Exercice écrit 1
Convertissez les entrées en liste JSON de chaînes, à raison d'une chaîne par ligne et sans les lignes vides. Commencez à la première ligne des entrées et arrêtez-vous après la ligne qui contient «tab-title: https://www.youtube.com/watch [306,35,475,49]».

MOI : A contrario, depuis cette incarcération que l’on peut qualifier de « politique », de nombreux activistes africains et afro-caribéens t’ont apporté leur soutien tels que Kémi Seba, grande figure anticolonialiste, qui accusait sans langue de bois le gouvernement français de « disposer » des corps et de la vie des Guadeloupéens. La revue AFRIKKAN a traité de l’affaire des Grands frères, Le Combat ouvrier a publié un article traitant de cette violence du pouvoir d’État concernant ces emprisonnements. Les réseaux sociaux regorgent de personnes qui critiquent cette répression. Des personnes influentes ont pris la parole publiquement, tel que le parolier David Erauss, Fola Gadet… Quel est ton ressenti face à cela ?
ND : J’ai suivi tout cela de très près, tout soutien étant évidemment bienvenu.
L’oppression que nous subissons par l’état français est bien connue par Kémi. J’ai une profonde admiration pour lui et l’équipe qui l’entoure. Le combat qu’il porte sans relâche, sa résistance aux obstacles telle que la prison, le fait qu’il mette sa vie en danger pour la dignité de tout un peuple, force le respect. Quant à mon frère Érauss, ce sniper de la vérité même douloureuse soit-elle, je suis fier de le compter parmi les miens. Pour ce qui est de la presse, les Guadeloupe 1ere, France Antilles et autres, ont pu confirmer, sans surprise, leur allégeance pour l’État, tous dénués d’esprit critique et de réelles investigations qu’exige le métier de journaliste. Ils n’ont fait que bêtement répéter ce que leur dictait le parquet. D’où l’importance de l’émergence de média comme NEG et ceux que tu as cités, afin de servir de contrepoids d’une information biaisée par les médias mainstream. J’aime à croire que l’effervescence autour de cette affaire fera ressortir du positif en termes de solidarité dans les luttes et un énième cas d’école sur les rapports incestueux et l’instrumentalisation de la justice par la politique.

(Listes des régions d'éléments)

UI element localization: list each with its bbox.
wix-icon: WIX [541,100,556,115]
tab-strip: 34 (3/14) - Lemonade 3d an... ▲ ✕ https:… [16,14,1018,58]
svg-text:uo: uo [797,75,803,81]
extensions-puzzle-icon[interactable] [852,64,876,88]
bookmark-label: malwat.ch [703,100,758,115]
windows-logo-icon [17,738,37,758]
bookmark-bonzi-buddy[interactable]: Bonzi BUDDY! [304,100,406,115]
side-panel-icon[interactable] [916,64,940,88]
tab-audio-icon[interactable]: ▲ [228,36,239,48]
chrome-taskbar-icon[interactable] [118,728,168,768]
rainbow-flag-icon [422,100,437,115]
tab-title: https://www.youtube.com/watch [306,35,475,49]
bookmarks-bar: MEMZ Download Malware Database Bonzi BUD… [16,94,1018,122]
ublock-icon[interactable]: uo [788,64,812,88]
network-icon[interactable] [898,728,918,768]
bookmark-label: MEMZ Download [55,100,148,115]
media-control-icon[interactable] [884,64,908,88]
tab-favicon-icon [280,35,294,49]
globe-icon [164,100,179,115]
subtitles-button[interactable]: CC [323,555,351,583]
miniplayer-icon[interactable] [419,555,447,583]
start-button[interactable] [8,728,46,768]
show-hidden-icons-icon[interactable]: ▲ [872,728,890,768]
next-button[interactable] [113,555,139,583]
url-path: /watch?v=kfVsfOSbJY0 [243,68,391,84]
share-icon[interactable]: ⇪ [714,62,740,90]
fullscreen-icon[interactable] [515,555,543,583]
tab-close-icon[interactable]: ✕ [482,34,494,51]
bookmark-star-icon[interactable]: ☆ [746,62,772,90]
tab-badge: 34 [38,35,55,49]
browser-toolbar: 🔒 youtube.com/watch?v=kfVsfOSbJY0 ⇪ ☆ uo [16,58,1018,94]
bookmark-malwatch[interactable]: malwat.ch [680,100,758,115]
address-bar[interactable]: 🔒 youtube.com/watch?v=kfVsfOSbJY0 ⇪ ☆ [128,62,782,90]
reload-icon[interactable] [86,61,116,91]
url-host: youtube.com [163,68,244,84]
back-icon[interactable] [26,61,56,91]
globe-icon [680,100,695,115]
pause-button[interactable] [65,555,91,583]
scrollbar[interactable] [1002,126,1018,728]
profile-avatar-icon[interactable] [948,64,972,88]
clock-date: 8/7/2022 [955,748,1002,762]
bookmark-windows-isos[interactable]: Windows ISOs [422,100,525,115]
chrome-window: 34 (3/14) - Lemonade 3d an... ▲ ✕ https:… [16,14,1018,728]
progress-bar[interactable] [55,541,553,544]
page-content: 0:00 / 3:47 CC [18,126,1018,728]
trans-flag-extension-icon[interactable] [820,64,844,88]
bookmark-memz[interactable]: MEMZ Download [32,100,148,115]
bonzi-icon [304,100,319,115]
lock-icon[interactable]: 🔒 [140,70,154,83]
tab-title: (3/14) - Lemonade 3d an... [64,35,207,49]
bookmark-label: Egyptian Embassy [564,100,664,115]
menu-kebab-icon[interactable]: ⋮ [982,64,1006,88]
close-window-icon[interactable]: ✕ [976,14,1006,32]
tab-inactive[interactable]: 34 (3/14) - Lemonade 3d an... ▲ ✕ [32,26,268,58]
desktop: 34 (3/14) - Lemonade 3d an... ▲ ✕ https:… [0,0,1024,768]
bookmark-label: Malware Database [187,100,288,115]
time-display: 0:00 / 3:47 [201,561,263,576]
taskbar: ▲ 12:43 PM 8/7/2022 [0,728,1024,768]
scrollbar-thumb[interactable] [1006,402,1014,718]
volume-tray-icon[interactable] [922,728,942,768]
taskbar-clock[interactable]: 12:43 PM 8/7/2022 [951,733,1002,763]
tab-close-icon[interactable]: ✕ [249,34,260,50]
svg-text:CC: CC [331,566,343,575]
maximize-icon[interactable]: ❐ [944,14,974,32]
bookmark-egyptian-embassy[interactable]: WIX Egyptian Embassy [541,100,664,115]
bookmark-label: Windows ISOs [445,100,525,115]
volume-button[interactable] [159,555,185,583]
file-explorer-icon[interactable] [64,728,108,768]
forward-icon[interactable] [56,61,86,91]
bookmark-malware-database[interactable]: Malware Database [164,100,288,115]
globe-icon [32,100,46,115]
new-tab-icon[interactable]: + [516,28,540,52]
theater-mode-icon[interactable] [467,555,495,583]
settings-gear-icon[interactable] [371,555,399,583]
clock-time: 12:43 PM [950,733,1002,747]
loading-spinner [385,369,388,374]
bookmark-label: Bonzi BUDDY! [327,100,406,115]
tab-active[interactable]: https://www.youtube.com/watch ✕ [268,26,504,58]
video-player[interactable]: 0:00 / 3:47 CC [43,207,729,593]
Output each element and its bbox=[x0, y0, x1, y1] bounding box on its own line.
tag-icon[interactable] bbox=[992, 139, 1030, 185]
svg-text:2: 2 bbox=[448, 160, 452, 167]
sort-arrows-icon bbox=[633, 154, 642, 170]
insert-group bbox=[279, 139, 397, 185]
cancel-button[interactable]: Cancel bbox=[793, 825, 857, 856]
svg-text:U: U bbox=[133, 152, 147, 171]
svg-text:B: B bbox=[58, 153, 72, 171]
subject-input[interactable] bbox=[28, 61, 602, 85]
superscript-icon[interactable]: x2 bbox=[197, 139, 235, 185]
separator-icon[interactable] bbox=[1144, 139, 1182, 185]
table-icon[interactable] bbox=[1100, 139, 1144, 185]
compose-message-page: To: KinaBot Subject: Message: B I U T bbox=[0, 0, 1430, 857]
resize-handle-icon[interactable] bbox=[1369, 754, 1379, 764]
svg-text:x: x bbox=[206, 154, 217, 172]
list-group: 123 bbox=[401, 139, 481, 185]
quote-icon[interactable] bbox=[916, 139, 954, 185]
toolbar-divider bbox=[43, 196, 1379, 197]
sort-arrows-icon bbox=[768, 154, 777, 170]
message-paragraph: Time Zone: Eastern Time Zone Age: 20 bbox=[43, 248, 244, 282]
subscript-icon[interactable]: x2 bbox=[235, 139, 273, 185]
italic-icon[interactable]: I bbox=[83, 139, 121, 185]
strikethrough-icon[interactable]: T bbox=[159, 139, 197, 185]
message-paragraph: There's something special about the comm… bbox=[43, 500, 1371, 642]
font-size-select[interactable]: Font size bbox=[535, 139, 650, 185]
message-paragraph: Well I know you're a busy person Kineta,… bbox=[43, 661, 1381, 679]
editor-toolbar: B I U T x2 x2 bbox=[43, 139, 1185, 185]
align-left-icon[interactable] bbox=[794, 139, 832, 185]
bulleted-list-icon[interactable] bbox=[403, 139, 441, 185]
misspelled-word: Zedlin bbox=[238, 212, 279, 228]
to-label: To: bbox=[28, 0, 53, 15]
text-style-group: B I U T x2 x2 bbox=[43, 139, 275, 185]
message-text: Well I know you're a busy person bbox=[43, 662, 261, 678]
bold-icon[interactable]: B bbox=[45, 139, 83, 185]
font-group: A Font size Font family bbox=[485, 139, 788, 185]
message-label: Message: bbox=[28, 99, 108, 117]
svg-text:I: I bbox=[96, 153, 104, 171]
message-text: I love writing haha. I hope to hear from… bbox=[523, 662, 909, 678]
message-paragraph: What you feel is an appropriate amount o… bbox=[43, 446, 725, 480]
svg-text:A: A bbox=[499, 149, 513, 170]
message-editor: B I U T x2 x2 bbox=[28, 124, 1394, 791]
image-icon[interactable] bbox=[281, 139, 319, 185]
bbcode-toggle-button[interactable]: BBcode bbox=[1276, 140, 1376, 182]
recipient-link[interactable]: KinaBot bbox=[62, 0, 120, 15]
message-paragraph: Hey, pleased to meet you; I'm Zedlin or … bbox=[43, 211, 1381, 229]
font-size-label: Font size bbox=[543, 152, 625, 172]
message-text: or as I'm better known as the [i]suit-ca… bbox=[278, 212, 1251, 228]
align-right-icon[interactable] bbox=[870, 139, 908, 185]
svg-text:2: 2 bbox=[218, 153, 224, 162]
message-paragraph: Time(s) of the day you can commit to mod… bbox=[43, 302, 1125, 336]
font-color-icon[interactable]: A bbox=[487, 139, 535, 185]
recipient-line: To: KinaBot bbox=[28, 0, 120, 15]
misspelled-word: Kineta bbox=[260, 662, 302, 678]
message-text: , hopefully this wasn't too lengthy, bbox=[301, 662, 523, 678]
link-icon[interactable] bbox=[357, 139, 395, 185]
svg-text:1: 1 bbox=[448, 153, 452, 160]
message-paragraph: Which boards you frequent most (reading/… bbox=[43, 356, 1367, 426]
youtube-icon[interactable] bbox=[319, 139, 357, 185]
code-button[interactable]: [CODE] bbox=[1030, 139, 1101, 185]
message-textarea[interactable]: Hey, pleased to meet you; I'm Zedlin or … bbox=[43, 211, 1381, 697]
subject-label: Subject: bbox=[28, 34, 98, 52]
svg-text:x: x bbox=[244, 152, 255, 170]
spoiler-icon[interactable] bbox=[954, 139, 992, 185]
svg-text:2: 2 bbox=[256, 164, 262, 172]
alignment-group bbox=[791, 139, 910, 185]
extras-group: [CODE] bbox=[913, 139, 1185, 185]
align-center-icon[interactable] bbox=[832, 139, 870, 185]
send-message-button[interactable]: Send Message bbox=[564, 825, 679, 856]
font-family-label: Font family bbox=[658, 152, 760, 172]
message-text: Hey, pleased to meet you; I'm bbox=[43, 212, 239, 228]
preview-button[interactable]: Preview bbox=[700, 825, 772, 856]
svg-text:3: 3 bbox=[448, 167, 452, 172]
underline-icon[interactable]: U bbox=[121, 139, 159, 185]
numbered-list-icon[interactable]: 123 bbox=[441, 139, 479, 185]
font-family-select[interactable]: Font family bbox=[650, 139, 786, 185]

Exercice écrit 2
Répondez à ces questions d'après l'entretien :
(a) Quelle revue a traité de l'affaire des Grands frères ?
(b) Quels médias ND nomme-t-il comme ayant confirmé leur allégeance pour l'État ?
(c) Quel média ND cite-t-il parmi ceux qui servent de contrepoids aux médias mainstream ?

Solution détaillée 1
[
  "UI element localization: list each with its bbox.",
  "wix-icon: WIX [541,100,556,115]",
  "tab-strip: 34 (3/14) - Lemonade 3d an... ▲ ✕ https:… [16,14,1018,58]",
  "svg-text:uo: uo [797,75,803,81]",
  "extensions-puzzle-icon[interactable] [852,64,876,88]",
  "bookmark-label: malwat.ch [703,100,758,115]",
  "windows-logo-icon [17,738,37,758]",
  "bookmark-bonzi-buddy[interactable]: Bonzi BUDDY! [304,100,406,115]",
  "side-panel-icon[interactable] [916,64,940,88]",
  "tab-audio-icon[interactable]: ▲ [228,36,239,48]",
  "chrome-taskbar-icon[interactable] [118,728,168,768]",
  "rainbow-flag-icon [422,100,437,115]",
  "tab-title: https://www.youtube.com/watch [306,35,475,49]"
]

Solution détaillée 2
(a) La revue AFRIKKAN.
(b) Guadeloupe 1ere et France Antilles.
(c) NEG.